THE TASK: Restate the full listing word for word and leave the pictures out.

DATA SUPPLIED:
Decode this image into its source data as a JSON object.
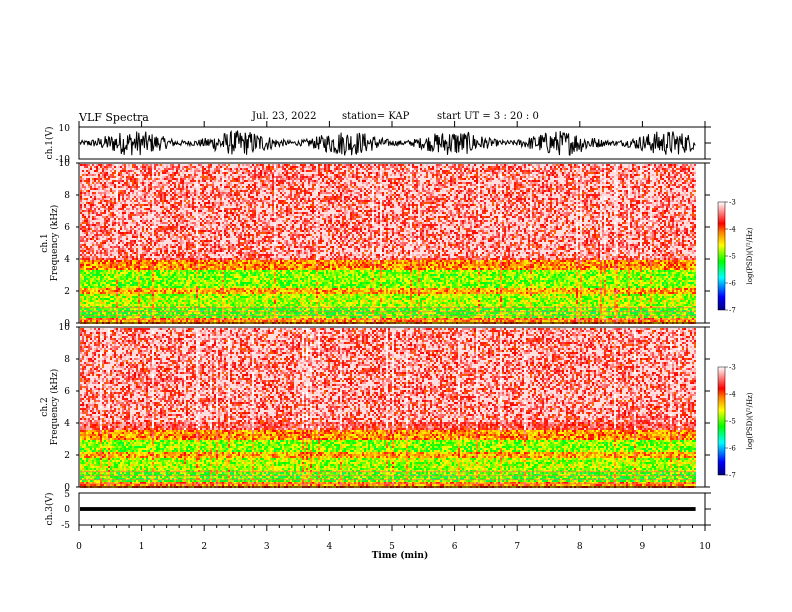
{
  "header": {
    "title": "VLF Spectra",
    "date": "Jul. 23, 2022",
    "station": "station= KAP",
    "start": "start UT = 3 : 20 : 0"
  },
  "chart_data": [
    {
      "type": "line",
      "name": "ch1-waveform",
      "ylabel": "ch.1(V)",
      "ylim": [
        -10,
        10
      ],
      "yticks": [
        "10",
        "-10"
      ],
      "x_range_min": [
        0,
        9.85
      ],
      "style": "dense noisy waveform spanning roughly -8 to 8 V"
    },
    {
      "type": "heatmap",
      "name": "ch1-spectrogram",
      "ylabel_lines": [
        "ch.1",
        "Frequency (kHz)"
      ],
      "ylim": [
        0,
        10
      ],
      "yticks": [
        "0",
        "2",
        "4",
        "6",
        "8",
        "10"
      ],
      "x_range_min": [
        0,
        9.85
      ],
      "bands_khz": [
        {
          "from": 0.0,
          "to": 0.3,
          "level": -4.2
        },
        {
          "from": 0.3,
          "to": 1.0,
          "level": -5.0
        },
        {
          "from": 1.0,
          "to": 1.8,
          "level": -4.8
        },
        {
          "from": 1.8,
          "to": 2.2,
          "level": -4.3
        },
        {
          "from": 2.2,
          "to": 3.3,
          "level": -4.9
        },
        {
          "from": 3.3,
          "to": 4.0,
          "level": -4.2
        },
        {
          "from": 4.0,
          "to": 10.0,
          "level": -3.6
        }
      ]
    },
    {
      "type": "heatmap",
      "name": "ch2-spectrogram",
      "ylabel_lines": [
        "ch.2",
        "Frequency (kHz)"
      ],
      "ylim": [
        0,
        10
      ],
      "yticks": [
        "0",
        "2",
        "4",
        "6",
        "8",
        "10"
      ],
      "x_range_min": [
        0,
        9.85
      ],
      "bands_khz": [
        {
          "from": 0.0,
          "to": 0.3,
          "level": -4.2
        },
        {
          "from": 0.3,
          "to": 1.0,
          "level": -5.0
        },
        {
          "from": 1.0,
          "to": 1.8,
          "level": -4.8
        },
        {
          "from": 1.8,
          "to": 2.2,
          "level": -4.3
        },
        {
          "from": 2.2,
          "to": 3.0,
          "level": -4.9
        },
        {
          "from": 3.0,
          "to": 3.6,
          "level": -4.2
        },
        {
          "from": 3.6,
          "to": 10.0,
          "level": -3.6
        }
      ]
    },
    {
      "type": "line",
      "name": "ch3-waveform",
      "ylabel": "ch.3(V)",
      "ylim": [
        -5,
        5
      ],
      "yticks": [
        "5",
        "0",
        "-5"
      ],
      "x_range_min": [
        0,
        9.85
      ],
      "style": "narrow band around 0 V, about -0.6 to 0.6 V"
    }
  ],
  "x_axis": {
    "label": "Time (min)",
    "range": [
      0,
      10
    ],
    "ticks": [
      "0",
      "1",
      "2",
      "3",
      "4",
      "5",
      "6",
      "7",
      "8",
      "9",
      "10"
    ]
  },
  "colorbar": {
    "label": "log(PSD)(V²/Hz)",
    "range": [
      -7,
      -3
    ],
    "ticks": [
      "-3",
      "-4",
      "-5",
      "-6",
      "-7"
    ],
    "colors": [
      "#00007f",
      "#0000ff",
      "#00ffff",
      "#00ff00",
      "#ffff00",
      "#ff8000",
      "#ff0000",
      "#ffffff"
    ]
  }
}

FINAL RESULT:
Decode this image into its source data as a JSON object.
{
  "header": {
    "title": "VLF Spectra",
    "date": "Jul. 23, 2022",
    "station": "station= KAP",
    "start": "start UT = 3 : 20 : 0"
  },
  "chart_data": [
    {
      "type": "line",
      "name": "ch1-waveform",
      "ylabel": "ch.1(V)",
      "ylim": [
        -10,
        10
      ],
      "yticks": [
        "10",
        "-10"
      ],
      "x_range_min": [
        0,
        9.85
      ],
      "style": "dense noisy waveform spanning roughly -8 to 8 V"
    },
    {
      "type": "heatmap",
      "name": "ch1-spectrogram",
      "ylabel_lines": [
        "ch.1",
        "Frequency (kHz)"
      ],
      "ylim": [
        0,
        10
      ],
      "yticks": [
        "0",
        "2",
        "4",
        "6",
        "8",
        "10"
      ],
      "x_range_min": [
        0,
        9.85
      ],
      "bands_khz": [
        {
          "from": 0.0,
          "to": 0.3,
          "level": -4.2
        },
        {
          "from": 0.3,
          "to": 1.0,
          "level": -5.0
        },
        {
          "from": 1.0,
          "to": 1.8,
          "level": -4.8
        },
        {
          "from": 1.8,
          "to": 2.2,
          "level": -4.3
        },
        {
          "from": 2.2,
          "to": 3.3,
          "level": -4.9
        },
        {
          "from": 3.3,
          "to": 4.0,
          "level": -4.2
        },
        {
          "from": 4.0,
          "to": 10.0,
          "level": -3.6
        }
      ]
    },
    {
      "type": "heatmap",
      "name": "ch2-spectrogram",
      "ylabel_lines": [
        "ch.2",
        "Frequency (kHz)"
      ],
      "ylim": [
        0,
        10
      ],
      "yticks": [
        "0",
        "2",
        "4",
        "6",
        "8",
        "10"
      ],
      "x_range_min": [
        0,
        9.85
      ],
      "bands_khz": [
        {
          "from": 0.0,
          "to": 0.3,
          "level": -4.2
        },
        {
          "from": 0.3,
          "to": 1.0,
          "level": -5.0
        },
        {
          "from": 1.0,
          "to": 1.8,
          "level": -4.8
        },
        {
          "from": 1.8,
          "to": 2.2,
          "level": -4.3
        },
        {
          "from": 2.2,
          "to": 3.0,
          "level": -4.9
        },
        {
          "from": 3.0,
          "to": 3.6,
          "level": -4.2
        },
        {
          "from": 3.6,
          "to": 10.0,
          "level": -3.6
        }
      ]
    },
    {
      "type": "line",
      "name": "ch3-waveform",
      "ylabel": "ch.3(V)",
      "ylim": [
        -5,
        5
      ],
      "yticks": [
        "5",
        "0",
        "-5"
      ],
      "x_range_min": [
        0,
        9.85
      ],
      "style": "narrow band around 0 V, about -0.6 to 0.6 V"
    }
  ],
  "x_axis": {
    "label": "Time (min)",
    "range": [
      0,
      10
    ],
    "ticks": [
      "0",
      "1",
      "2",
      "3",
      "4",
      "5",
      "6",
      "7",
      "8",
      "9",
      "10"
    ]
  },
  "colorbar": {
    "label": "log(PSD)(V²/Hz)",
    "range": [
      -7,
      -3
    ],
    "ticks": [
      "-3",
      "-4",
      "-5",
      "-6",
      "-7"
    ],
    "colors": [
      "#00007f",
      "#0000ff",
      "#00ffff",
      "#00ff00",
      "#ffff00",
      "#ff8000",
      "#ff0000",
      "#ffffff"
    ]
  }
}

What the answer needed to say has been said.